• REQUIREMENTS
Set the listing down unchanged, minus every embedded image.

++++ DATA FOR PROCESSING

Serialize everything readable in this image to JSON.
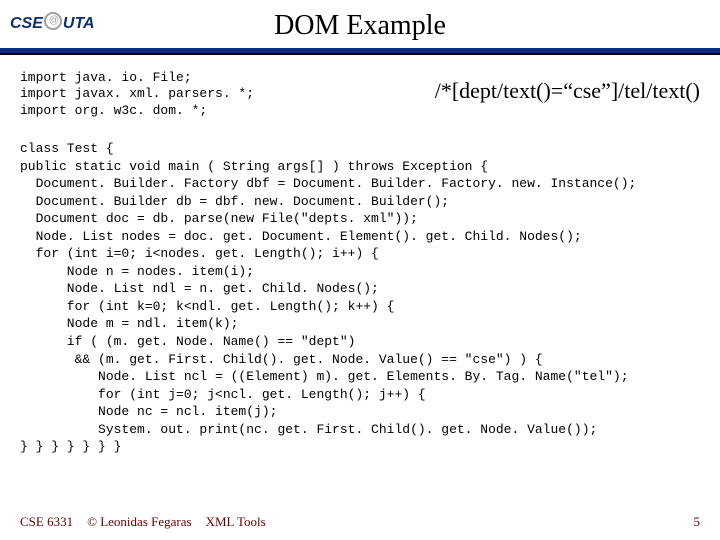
{
  "logo": {
    "left": "CSE",
    "right": "UTA"
  },
  "title": "DOM Example",
  "imports": "import java. io. File;\nimport javax. xml. parsers. *;\nimport org. w3c. dom. *;",
  "xpath": "/*[dept/text()=“cse”]/tel/text()",
  "code": "class Test {\npublic static void main ( String args[] ) throws Exception {\n  Document. Builder. Factory dbf = Document. Builder. Factory. new. Instance();\n  Document. Builder db = dbf. new. Document. Builder();\n  Document doc = db. parse(new File(\"depts. xml\"));\n  Node. List nodes = doc. get. Document. Element(). get. Child. Nodes();\n  for (int i=0; i<nodes. get. Length(); i++) {\n      Node n = nodes. item(i);\n      Node. List ndl = n. get. Child. Nodes();\n      for (int k=0; k<ndl. get. Length(); k++) {\n      Node m = ndl. item(k);\n      if ( (m. get. Node. Name() == \"dept\")\n       && (m. get. First. Child(). get. Node. Value() == \"cse\") ) {\n          Node. List ncl = ((Element) m). get. Elements. By. Tag. Name(\"tel\");\n          for (int j=0; j<ncl. get. Length(); j++) {\n          Node nc = ncl. item(j);\n          System. out. print(nc. get. First. Child(). get. Node. Value());\n} } } } } } }",
  "footer": {
    "course": "CSE 6331",
    "author": "© Leonidas Fegaras",
    "section": "XML Tools",
    "page": "5"
  }
}
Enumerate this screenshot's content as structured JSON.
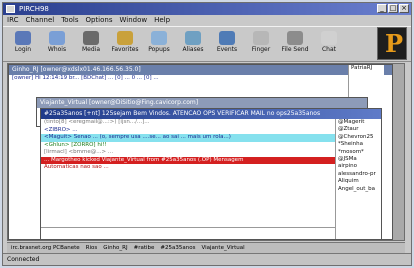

++++++++

• CORRECT OUTPUT
Serialize everything readable in this image to JSON.
{
  "logo": {
    "left": "CSE",
    "right": "UTA"
  },
  "title": "DOM Example",
  "imports": "import java. io. File;\nimport javax. xml. parsers. *;\nimport org. w3c. dom. *;",
  "xpath": "/*[dept/text()=“cse”]/tel/text()",
  "code": "class Test {\npublic static void main ( String args[] ) throws Exception {\n  Document. Builder. Factory dbf = Document. Builder. Factory. new. Instance();\n  Document. Builder db = dbf. new. Document. Builder();\n  Document doc = db. parse(new File(\"depts. xml\"));\n  Node. List nodes = doc. get. Document. Element(). get. Child. Nodes();\n  for (int i=0; i<nodes. get. Length(); i++) {\n      Node n = nodes. item(i);\n      Node. List ndl = n. get. Child. Nodes();\n      for (int k=0; k<ndl. get. Length(); k++) {\n      Node m = ndl. item(k);\n      if ( (m. get. Node. Name() == \"dept\")\n       && (m. get. First. Child(). get. Node. Value() == \"cse\") ) {\n          Node. List ncl = ((Element) m). get. Elements. By. Tag. Name(\"tel\");\n          for (int j=0; j<ncl. get. Length(); j++) {\n          Node nc = ncl. item(j);\n          System. out. print(nc. get. First. Child(). get. Node. Value());\n} } } } } } }",
  "footer": {
    "course": "CSE 6331",
    "author": "© Leonidas Fegaras",
    "section": "XML Tools",
    "page": "5"
  }
}
Enumerate this screenshot's content as structured JSON.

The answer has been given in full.